* BEGIN *

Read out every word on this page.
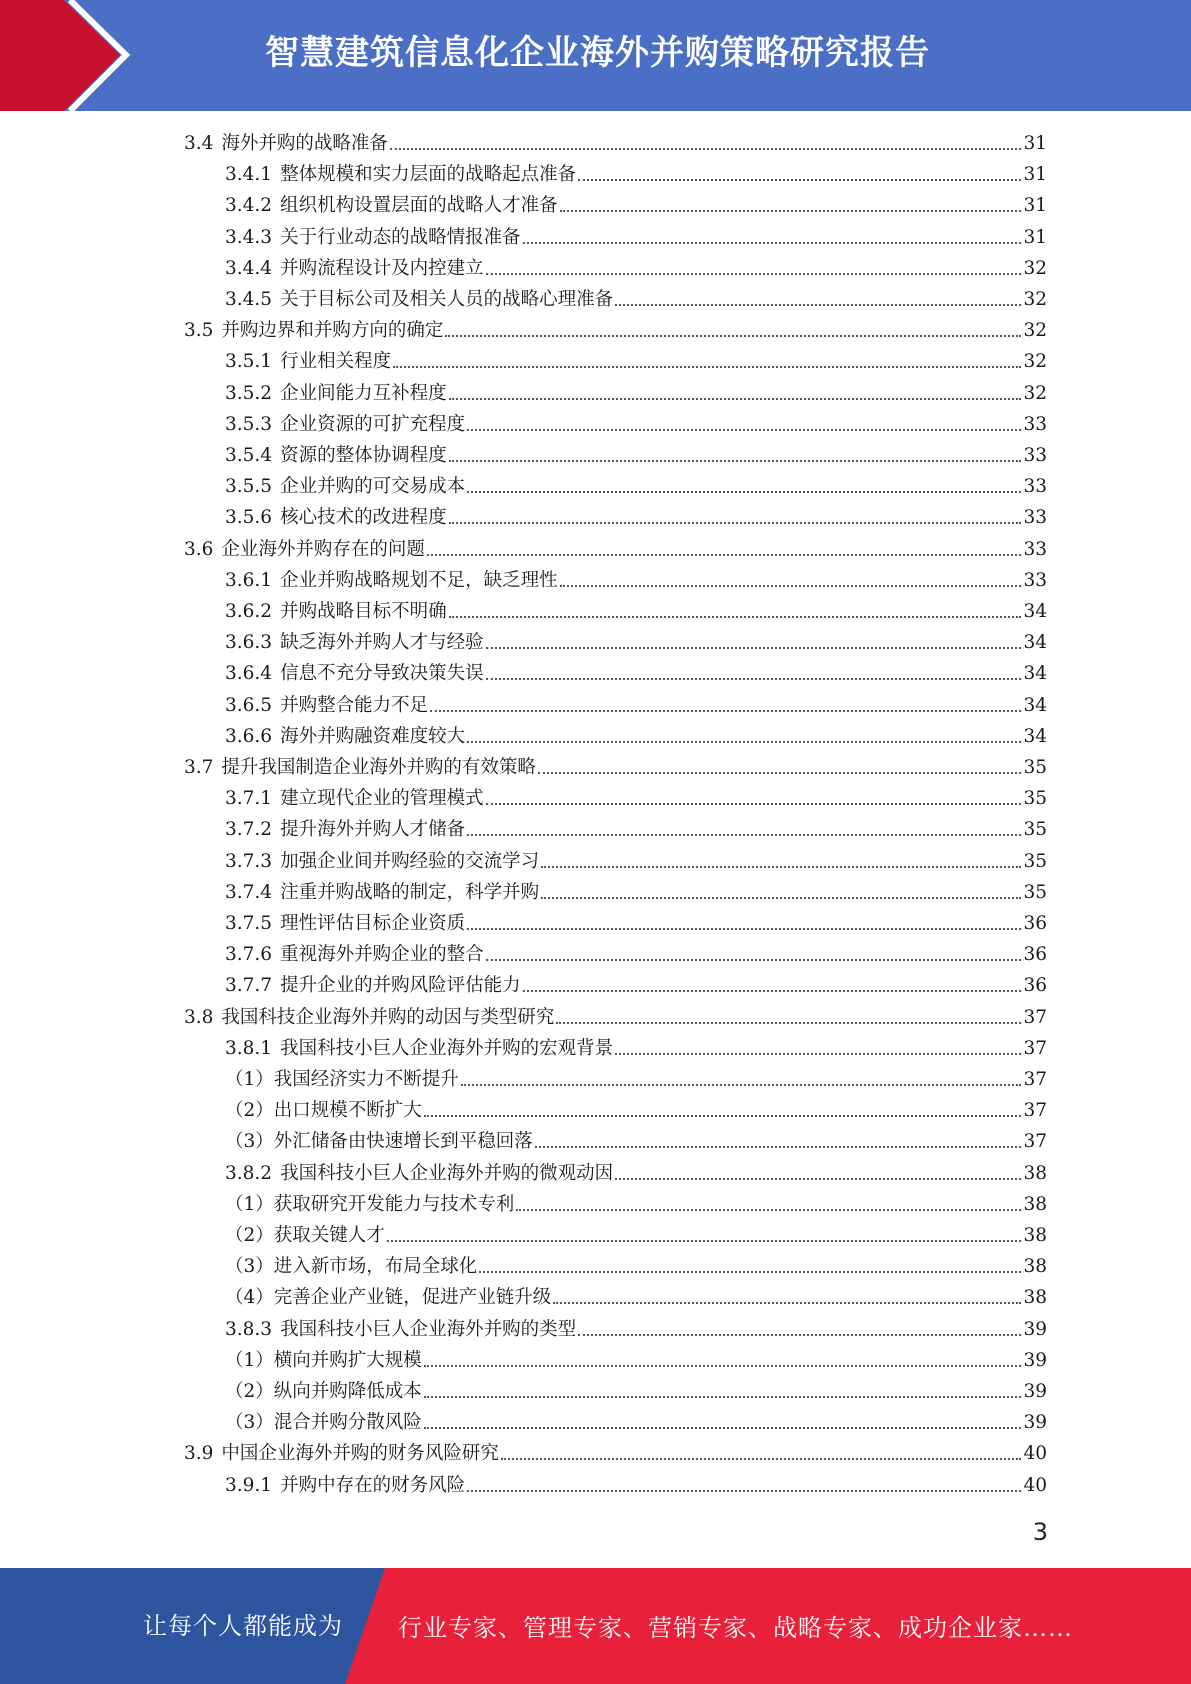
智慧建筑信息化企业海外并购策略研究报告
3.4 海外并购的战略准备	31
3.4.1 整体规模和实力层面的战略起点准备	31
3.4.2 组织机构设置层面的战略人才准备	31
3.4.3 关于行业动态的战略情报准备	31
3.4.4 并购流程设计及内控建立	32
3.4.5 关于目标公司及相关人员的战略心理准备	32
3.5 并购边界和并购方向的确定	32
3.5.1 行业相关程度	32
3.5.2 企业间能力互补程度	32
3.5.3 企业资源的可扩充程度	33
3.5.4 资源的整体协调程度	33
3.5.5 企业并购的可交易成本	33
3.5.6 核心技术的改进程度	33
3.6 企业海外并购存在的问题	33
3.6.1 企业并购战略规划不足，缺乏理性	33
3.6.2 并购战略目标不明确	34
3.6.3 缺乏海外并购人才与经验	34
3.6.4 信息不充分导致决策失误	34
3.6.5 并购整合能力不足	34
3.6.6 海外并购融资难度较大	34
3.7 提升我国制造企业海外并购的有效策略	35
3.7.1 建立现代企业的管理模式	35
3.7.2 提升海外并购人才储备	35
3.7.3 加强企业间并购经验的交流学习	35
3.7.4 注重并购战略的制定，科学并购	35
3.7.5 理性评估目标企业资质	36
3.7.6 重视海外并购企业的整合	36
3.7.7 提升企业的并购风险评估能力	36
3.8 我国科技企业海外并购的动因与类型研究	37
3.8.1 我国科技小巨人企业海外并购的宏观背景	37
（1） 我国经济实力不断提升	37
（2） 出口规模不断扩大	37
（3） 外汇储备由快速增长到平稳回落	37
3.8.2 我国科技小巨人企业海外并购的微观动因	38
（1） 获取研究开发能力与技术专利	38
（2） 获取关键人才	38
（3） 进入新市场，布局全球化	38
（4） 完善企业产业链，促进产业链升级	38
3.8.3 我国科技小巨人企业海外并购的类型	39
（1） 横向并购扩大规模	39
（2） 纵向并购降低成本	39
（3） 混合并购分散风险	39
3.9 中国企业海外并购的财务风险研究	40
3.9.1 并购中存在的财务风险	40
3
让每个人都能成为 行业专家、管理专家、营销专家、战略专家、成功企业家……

* END *

| BRIEF |
All entries are to be retyped exactly. Omit any embedded images.

| WRITTEN RESPONSE |
Read out every word on this page.
智慧建筑信息化企业海外并购策略研究报告
3.4 海外并购的战略准备	31
3.4.1 整体规模和实力层面的战略起点准备	31
3.4.2 组织机构设置层面的战略人才准备	31
3.4.3 关于行业动态的战略情报准备	31
3.4.4 并购流程设计及内控建立	32
3.4.5 关于目标公司及相关人员的战略心理准备	32
3.5 并购边界和并购方向的确定	32
3.5.1 行业相关程度	32
3.5.2 企业间能力互补程度	32
3.5.3 企业资源的可扩充程度	33
3.5.4 资源的整体协调程度	33
3.5.5 企业并购的可交易成本	33
3.5.6 核心技术的改进程度	33
3.6 企业海外并购存在的问题	33
3.6.1 企业并购战略规划不足，缺乏理性	33
3.6.2 并购战略目标不明确	34
3.6.3 缺乏海外并购人才与经验	34
3.6.4 信息不充分导致决策失误	34
3.6.5 并购整合能力不足	34
3.6.6 海外并购融资难度较大	34
3.7 提升我国制造企业海外并购的有效策略	35
3.7.1 建立现代企业的管理模式	35
3.7.2 提升海外并购人才储备	35
3.7.3 加强企业间并购经验的交流学习	35
3.7.4 注重并购战略的制定，科学并购	35
3.7.5 理性评估目标企业资质	36
3.7.6 重视海外并购企业的整合	36
3.7.7 提升企业的并购风险评估能力	36
3.8 我国科技企业海外并购的动因与类型研究	37
3.8.1 我国科技小巨人企业海外并购的宏观背景	37
（1） 我国经济实力不断提升	37
（2） 出口规模不断扩大	37
（3） 外汇储备由快速增长到平稳回落	37
3.8.2 我国科技小巨人企业海外并购的微观动因	38
（1） 获取研究开发能力与技术专利	38
（2） 获取关键人才	38
（3） 进入新市场，布局全球化	38
（4） 完善企业产业链，促进产业链升级	38
3.8.3 我国科技小巨人企业海外并购的类型	39
（1） 横向并购扩大规模	39
（2） 纵向并购降低成本	39
（3） 混合并购分散风险	39
3.9 中国企业海外并购的财务风险研究	40
3.9.1 并购中存在的财务风险	40
3
让每个人都能成为 行业专家、管理专家、营销专家、战略专家、成功企业家……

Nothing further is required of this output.